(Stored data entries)

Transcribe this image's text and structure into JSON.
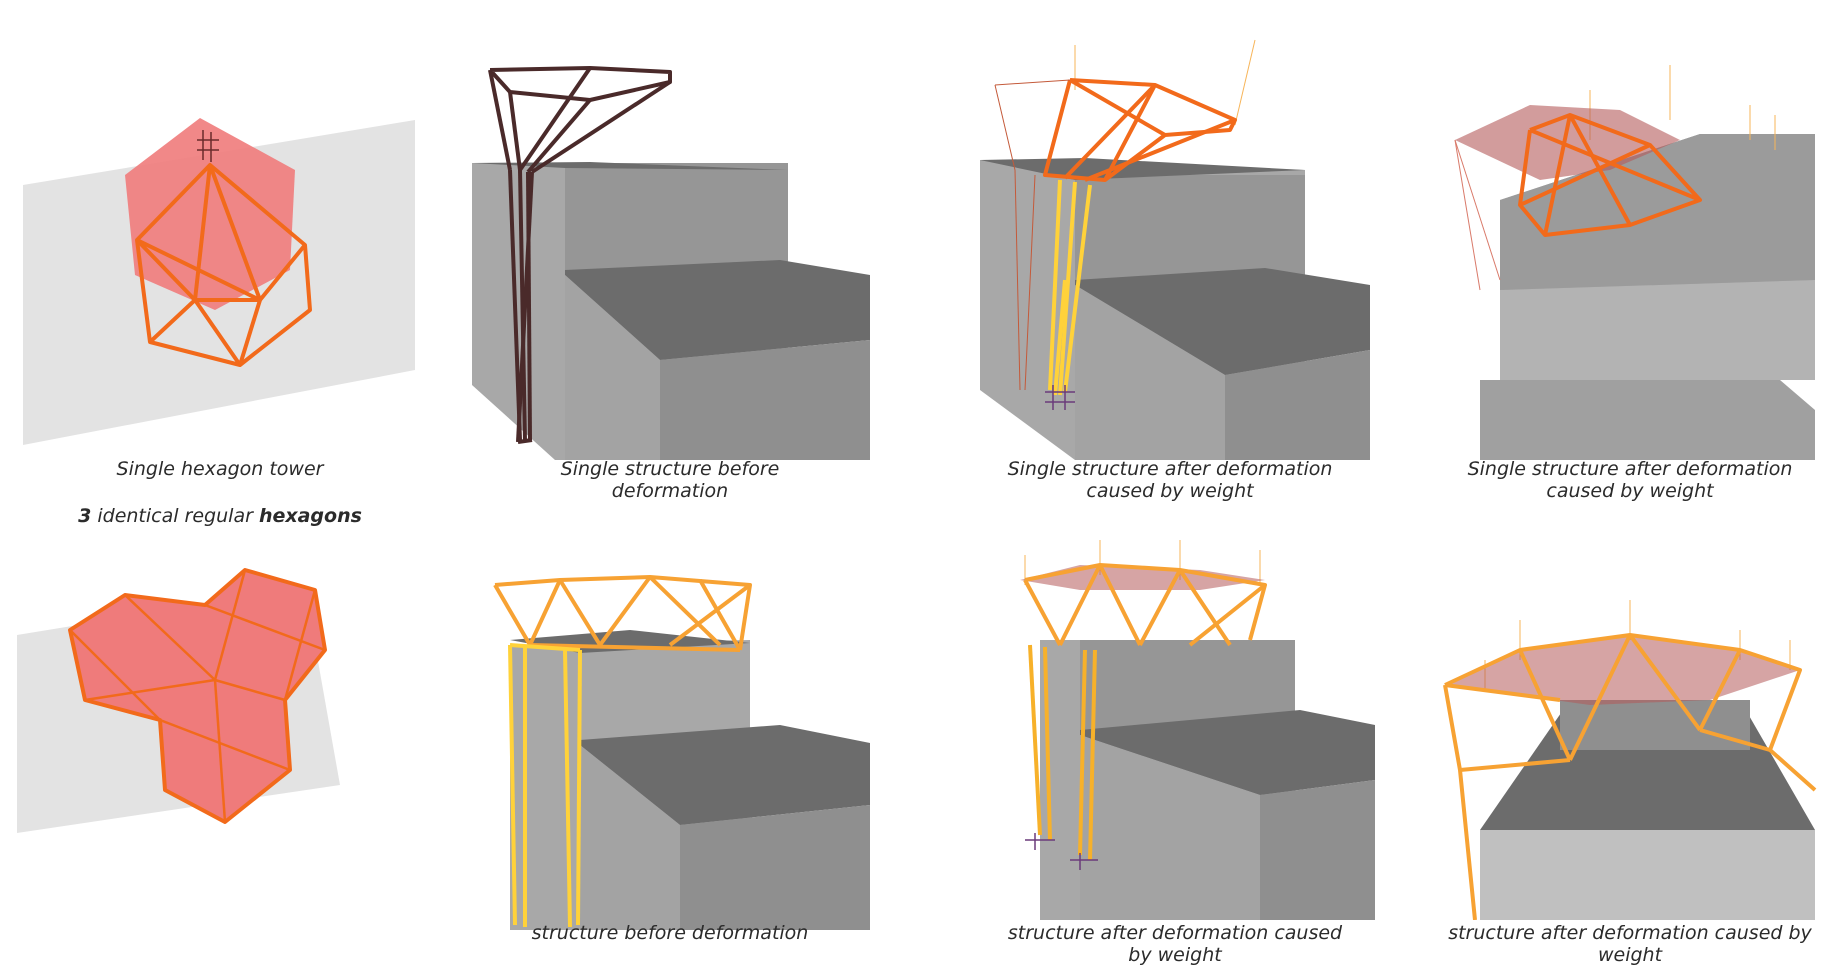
{
  "captions": {
    "r1c1": "Single hexagon tower",
    "r1c2": "Single structure before deformation",
    "r1c3": "Single structure after deformation caused by weight",
    "r1c4": "Single structure after deformation caused by weight",
    "r2c2": "structure before deformation",
    "r2c3": "structure after deformation caused by weight",
    "r2c4": "structure after deformation caused by weight"
  },
  "subtitle": {
    "count": "3",
    "middle": " identical regular ",
    "shape": "hexagons"
  },
  "colors": {
    "plane": "#e3e3e3",
    "hexagon_fill": "#ef7b7b",
    "orange": "#f26a1b",
    "yellow": "#ffd23a",
    "dark_frame": "#4a2a2a",
    "block_light": "#a8a8a8",
    "block_mid": "#8f8f8f",
    "block_top": "#6c6c6c"
  },
  "icons": [
    "support-pin-icon",
    "load-label-icon"
  ]
}
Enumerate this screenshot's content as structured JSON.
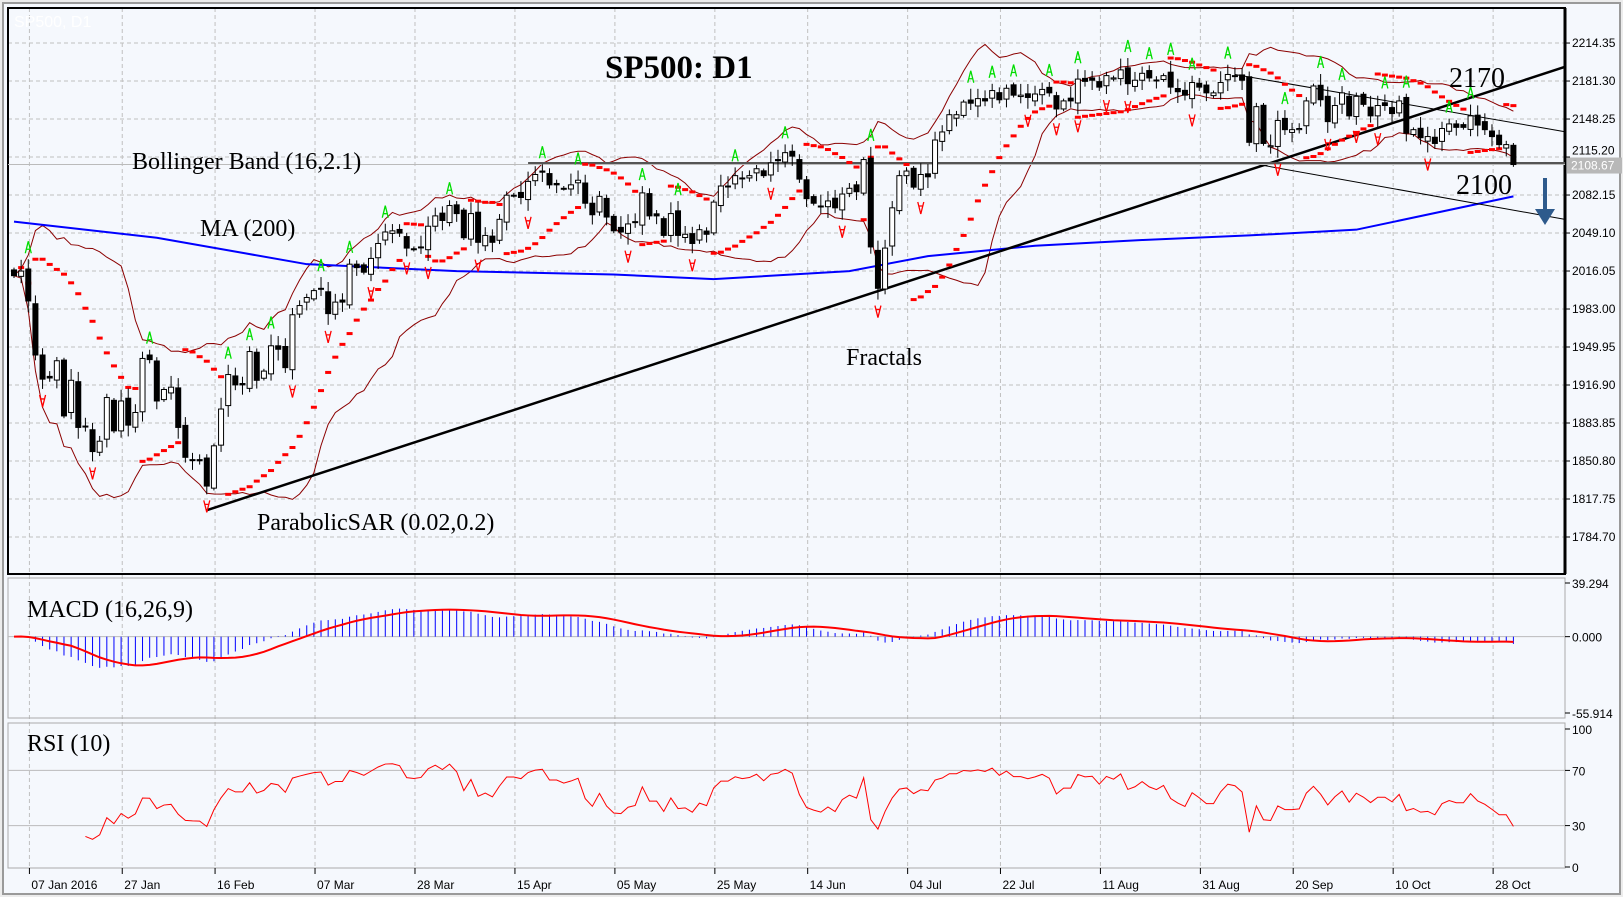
{
  "watermark": "SP500, D1",
  "annotations": {
    "title": "SP500: D1",
    "bollinger": "Bollinger Band (16,2.1)",
    "ma": "MA (200)",
    "sar": "ParabolicSAR (0.02,0.2)",
    "fractals": "Fractals",
    "level_upper": "2170",
    "level_lower": "2100",
    "macd": "MACD (16,26,9)",
    "rsi": "RSI (10)"
  },
  "colors": {
    "background": "#f5f8fd",
    "bull_candle": "#ffffff",
    "bear_candle": "#000000",
    "bollinger": "#8b0000",
    "ma200": "#0000ff",
    "sar": "#ff0000",
    "fractal_up": "#00dd00",
    "fractal_down": "#ff0000",
    "macd_histogram": "#0000ff",
    "macd_signal": "#ff0000",
    "rsi": "#ff0000",
    "arrow": "#2e5a8c"
  },
  "chart_data": {
    "type": "candlestick",
    "title": "SP500: D1",
    "current_price": "2108.67",
    "price_ticks": [
      "2214.35",
      "2181.30",
      "2148.25",
      "2115.20",
      "2082.15",
      "2049.10",
      "2016.05",
      "1983.00",
      "1949.95",
      "1916.90",
      "1883.85",
      "1850.80",
      "1817.75",
      "1784.70"
    ],
    "ylim": [
      1784.7,
      2214.35
    ],
    "date_labels": [
      [
        "2016-01-07",
        "07 Jan 2016"
      ],
      [
        "2016-01-27",
        "27 Jan"
      ],
      [
        "2016-02-16",
        "16 Feb"
      ],
      [
        "2016-03-07",
        "07 Mar"
      ],
      [
        "2016-03-28",
        "28 Mar"
      ],
      [
        "2016-04-15",
        "15 Apr"
      ],
      [
        "2016-05-05",
        "05 May"
      ],
      [
        "2016-05-25",
        "25 May"
      ],
      [
        "2016-06-14",
        "14 Jun"
      ],
      [
        "2016-07-05",
        "04 Jul"
      ],
      [
        "2016-07-22",
        "22 Jul"
      ],
      [
        "2016-08-11",
        "11 Aug"
      ],
      [
        "2016-08-31",
        "31 Aug"
      ],
      [
        "2016-09-20",
        "20 Sep"
      ],
      [
        "2016-10-10",
        "10 Oct"
      ],
      [
        "2016-10-28",
        "28 Oct"
      ]
    ],
    "bars": [
      [
        "2016-01-04",
        2012
      ],
      [
        "2016-01-05",
        2016
      ],
      [
        "2016-01-06",
        1990
      ],
      [
        "2016-01-07",
        1943
      ],
      [
        "2016-01-08",
        1922
      ],
      [
        "2016-01-11",
        1923
      ],
      [
        "2016-01-12",
        1938
      ],
      [
        "2016-01-13",
        1890
      ],
      [
        "2016-01-14",
        1921
      ],
      [
        "2016-01-15",
        1880
      ],
      [
        "2016-01-19",
        1881
      ],
      [
        "2016-01-20",
        1859
      ],
      [
        "2016-01-21",
        1868
      ],
      [
        "2016-01-22",
        1906
      ],
      [
        "2016-01-25",
        1877
      ],
      [
        "2016-01-26",
        1903
      ],
      [
        "2016-01-27",
        1882
      ],
      [
        "2016-01-28",
        1893
      ],
      [
        "2016-01-29",
        1940
      ],
      [
        "2016-02-01",
        1939
      ],
      [
        "2016-02-02",
        1903
      ],
      [
        "2016-02-03",
        1913
      ],
      [
        "2016-02-04",
        1915
      ],
      [
        "2016-02-05",
        1880
      ],
      [
        "2016-02-08",
        1854
      ],
      [
        "2016-02-09",
        1852
      ],
      [
        "2016-02-10",
        1851
      ],
      [
        "2016-02-11",
        1829
      ],
      [
        "2016-02-12",
        1864
      ],
      [
        "2016-02-16",
        1896
      ],
      [
        "2016-02-17",
        1926
      ],
      [
        "2016-02-18",
        1917
      ],
      [
        "2016-02-19",
        1917
      ],
      [
        "2016-02-22",
        1946
      ],
      [
        "2016-02-23",
        1921
      ],
      [
        "2016-02-24",
        1929
      ],
      [
        "2016-02-25",
        1951
      ],
      [
        "2016-02-26",
        1948
      ],
      [
        "2016-02-29",
        1932
      ],
      [
        "2016-03-01",
        1978
      ],
      [
        "2016-03-02",
        1986
      ],
      [
        "2016-03-03",
        1993
      ],
      [
        "2016-03-04",
        1999
      ],
      [
        "2016-03-07",
        2001
      ],
      [
        "2016-03-08",
        1979
      ],
      [
        "2016-03-09",
        1989
      ],
      [
        "2016-03-10",
        1989
      ],
      [
        "2016-03-11",
        2022
      ],
      [
        "2016-03-14",
        2019
      ],
      [
        "2016-03-15",
        2015
      ],
      [
        "2016-03-16",
        2027
      ],
      [
        "2016-03-17",
        2040
      ],
      [
        "2016-03-18",
        2050
      ],
      [
        "2016-03-21",
        2051
      ],
      [
        "2016-03-22",
        2049
      ],
      [
        "2016-03-23",
        2036
      ],
      [
        "2016-03-24",
        2035
      ],
      [
        "2016-03-28",
        2037
      ],
      [
        "2016-03-29",
        2055
      ],
      [
        "2016-03-30",
        2064
      ],
      [
        "2016-03-31",
        2060
      ],
      [
        "2016-04-01",
        2073
      ],
      [
        "2016-04-04",
        2066
      ],
      [
        "2016-04-05",
        2045
      ],
      [
        "2016-04-06",
        2066
      ],
      [
        "2016-04-07",
        2041
      ],
      [
        "2016-04-08",
        2047
      ],
      [
        "2016-04-11",
        2041
      ],
      [
        "2016-04-12",
        2061
      ],
      [
        "2016-04-13",
        2082
      ],
      [
        "2016-04-14",
        2082
      ],
      [
        "2016-04-15",
        2080
      ],
      [
        "2016-04-18",
        2094
      ],
      [
        "2016-04-19",
        2100
      ],
      [
        "2016-04-20",
        2102
      ],
      [
        "2016-04-21",
        2091
      ],
      [
        "2016-04-22",
        2091
      ],
      [
        "2016-04-25",
        2088
      ],
      [
        "2016-04-26",
        2091
      ],
      [
        "2016-04-27",
        2095
      ],
      [
        "2016-04-28",
        2075
      ],
      [
        "2016-04-29",
        2065
      ],
      [
        "2016-05-02",
        2081
      ],
      [
        "2016-05-03",
        2063
      ],
      [
        "2016-05-04",
        2051
      ],
      [
        "2016-05-05",
        2050
      ],
      [
        "2016-05-06",
        2057
      ],
      [
        "2016-05-09",
        2059
      ],
      [
        "2016-05-10",
        2084
      ],
      [
        "2016-05-11",
        2064
      ],
      [
        "2016-05-12",
        2064
      ],
      [
        "2016-05-13",
        2047
      ],
      [
        "2016-05-16",
        2066
      ],
      [
        "2016-05-17",
        2047
      ],
      [
        "2016-05-18",
        2048
      ],
      [
        "2016-05-19",
        2040
      ],
      [
        "2016-05-20",
        2052
      ],
      [
        "2016-05-23",
        2048
      ],
      [
        "2016-05-24",
        2076
      ],
      [
        "2016-05-25",
        2090
      ],
      [
        "2016-05-26",
        2090
      ],
      [
        "2016-05-27",
        2099
      ],
      [
        "2016-05-31",
        2097
      ],
      [
        "2016-06-01",
        2099
      ],
      [
        "2016-06-02",
        2105
      ],
      [
        "2016-06-03",
        2099
      ],
      [
        "2016-06-06",
        2110
      ],
      [
        "2016-06-07",
        2112
      ],
      [
        "2016-06-08",
        2119
      ],
      [
        "2016-06-09",
        2116
      ],
      [
        "2016-06-10",
        2096
      ],
      [
        "2016-06-13",
        2079
      ],
      [
        "2016-06-14",
        2075
      ],
      [
        "2016-06-15",
        2072
      ],
      [
        "2016-06-16",
        2077
      ],
      [
        "2016-06-17",
        2071
      ],
      [
        "2016-06-20",
        2083
      ],
      [
        "2016-06-21",
        2088
      ],
      [
        "2016-06-22",
        2085
      ],
      [
        "2016-06-23",
        2113
      ],
      [
        "2016-06-24",
        2037
      ],
      [
        "2016-06-27",
        2001
      ],
      [
        "2016-06-28",
        2036
      ],
      [
        "2016-06-29",
        2071
      ],
      [
        "2016-06-30",
        2099
      ],
      [
        "2016-07-01",
        2103
      ],
      [
        "2016-07-05",
        2089
      ],
      [
        "2016-07-06",
        2100
      ],
      [
        "2016-07-07",
        2098
      ],
      [
        "2016-07-08",
        2130
      ],
      [
        "2016-07-11",
        2137
      ],
      [
        "2016-07-12",
        2152
      ],
      [
        "2016-07-13",
        2152
      ],
      [
        "2016-07-14",
        2163
      ],
      [
        "2016-07-15",
        2162
      ],
      [
        "2016-07-18",
        2166
      ],
      [
        "2016-07-19",
        2164
      ],
      [
        "2016-07-20",
        2173
      ],
      [
        "2016-07-21",
        2165
      ],
      [
        "2016-07-22",
        2175
      ],
      [
        "2016-07-25",
        2169
      ],
      [
        "2016-07-26",
        2169
      ],
      [
        "2016-07-27",
        2167
      ],
      [
        "2016-07-28",
        2170
      ],
      [
        "2016-07-29",
        2174
      ],
      [
        "2016-08-01",
        2171
      ],
      [
        "2016-08-02",
        2157
      ],
      [
        "2016-08-03",
        2164
      ],
      [
        "2016-08-04",
        2164
      ],
      [
        "2016-08-05",
        2183
      ],
      [
        "2016-08-08",
        2181
      ],
      [
        "2016-08-09",
        2182
      ],
      [
        "2016-08-10",
        2176
      ],
      [
        "2016-08-11",
        2186
      ],
      [
        "2016-08-12",
        2184
      ],
      [
        "2016-08-15",
        2191
      ],
      [
        "2016-08-16",
        2179
      ],
      [
        "2016-08-17",
        2182
      ],
      [
        "2016-08-18",
        2188
      ],
      [
        "2016-08-19",
        2184
      ],
      [
        "2016-08-22",
        2182
      ],
      [
        "2016-08-23",
        2186
      ],
      [
        "2016-08-24",
        2176
      ],
      [
        "2016-08-25",
        2172
      ],
      [
        "2016-08-26",
        2169
      ],
      [
        "2016-08-29",
        2180
      ],
      [
        "2016-08-30",
        2176
      ],
      [
        "2016-08-31",
        2171
      ],
      [
        "2016-09-01",
        2171
      ],
      [
        "2016-09-02",
        2180
      ],
      [
        "2016-09-06",
        2187
      ],
      [
        "2016-09-07",
        2186
      ],
      [
        "2016-09-08",
        2182
      ],
      [
        "2016-09-09",
        2128
      ],
      [
        "2016-09-12",
        2159
      ],
      [
        "2016-09-13",
        2127
      ],
      [
        "2016-09-14",
        2125
      ],
      [
        "2016-09-15",
        2147
      ],
      [
        "2016-09-16",
        2139
      ],
      [
        "2016-09-19",
        2139
      ],
      [
        "2016-09-20",
        2140
      ],
      [
        "2016-09-21",
        2164
      ],
      [
        "2016-09-22",
        2177
      ],
      [
        "2016-09-23",
        2165
      ],
      [
        "2016-09-26",
        2146
      ],
      [
        "2016-09-27",
        2160
      ],
      [
        "2016-09-28",
        2171
      ],
      [
        "2016-09-29",
        2151
      ],
      [
        "2016-09-30",
        2168
      ],
      [
        "2016-10-03",
        2161
      ],
      [
        "2016-10-04",
        2151
      ],
      [
        "2016-10-05",
        2160
      ],
      [
        "2016-10-06",
        2160
      ],
      [
        "2016-10-07",
        2153
      ],
      [
        "2016-10-10",
        2164
      ],
      [
        "2016-10-11",
        2136
      ],
      [
        "2016-10-12",
        2139
      ],
      [
        "2016-10-13",
        2132
      ],
      [
        "2016-10-14",
        2133
      ],
      [
        "2016-10-17",
        2127
      ],
      [
        "2016-10-18",
        2140
      ],
      [
        "2016-10-19",
        2144
      ],
      [
        "2016-10-20",
        2141
      ],
      [
        "2016-10-21",
        2141
      ],
      [
        "2016-10-24",
        2151
      ],
      [
        "2016-10-25",
        2143
      ],
      [
        "2016-10-26",
        2139
      ],
      [
        "2016-10-27",
        2133
      ],
      [
        "2016-10-28",
        2126
      ],
      [
        "2016-10-31",
        2126
      ],
      [
        "2016-11-01",
        2108.67
      ]
    ],
    "ma200": [
      [
        "2016-01-04",
        2059
      ],
      [
        "2016-02-02",
        2045
      ],
      [
        "2016-03-03",
        2022
      ],
      [
        "2016-04-04",
        2016
      ],
      [
        "2016-05-04",
        2013
      ],
      [
        "2016-05-24",
        2009
      ],
      [
        "2016-06-21",
        2016
      ],
      [
        "2016-07-07",
        2029
      ],
      [
        "2016-07-28",
        2038
      ],
      [
        "2016-08-18",
        2043
      ],
      [
        "2016-09-09",
        2047
      ],
      [
        "2016-09-30",
        2052
      ],
      [
        "2016-11-01",
        2081
      ]
    ],
    "trendlines": [
      {
        "from": [
          "2016-02-11",
          1808
        ],
        "to": [
          "2016-11-01",
          2179
        ],
        "extend": true,
        "weight": "bold"
      },
      {
        "from": [
          "2016-09-07",
          2187
        ],
        "to": [
          "2016-11-01",
          2145
        ],
        "extend": true,
        "weight": "thin"
      },
      {
        "from": [
          "2016-09-12",
          2109
        ],
        "to": [
          "2016-11-01",
          2069
        ],
        "extend": true,
        "weight": "thin"
      }
    ],
    "support_level": {
      "from": "2016-04-18",
      "price": 2110
    },
    "indicators": {
      "bollinger": {
        "period": 16,
        "deviation": 2.1
      },
      "parabolic_sar": {
        "step": 0.02,
        "max": 0.2
      },
      "macd": {
        "fast": 16,
        "slow": 26,
        "signal": 9,
        "ylim": [
          -55.914,
          39.294
        ],
        "ticks": [
          "39.294",
          "0.000",
          "-55.914"
        ]
      },
      "rsi": {
        "period": 10,
        "ylim": [
          0,
          100
        ],
        "ticks": [
          "100",
          "70",
          "30",
          "0"
        ],
        "levels": [
          70,
          30
        ]
      }
    }
  }
}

What to do: Return only those lines of the records that contain the string "caused".

Answer to this problem:
    "r1c3": "Single structure after deformation caused by weight",
    "r1c4": "Single structure after deformation caused by weight",
    "r2c3": "structure after deformation caused by weight",
    "r2c4": "structure after deformation caused by weight"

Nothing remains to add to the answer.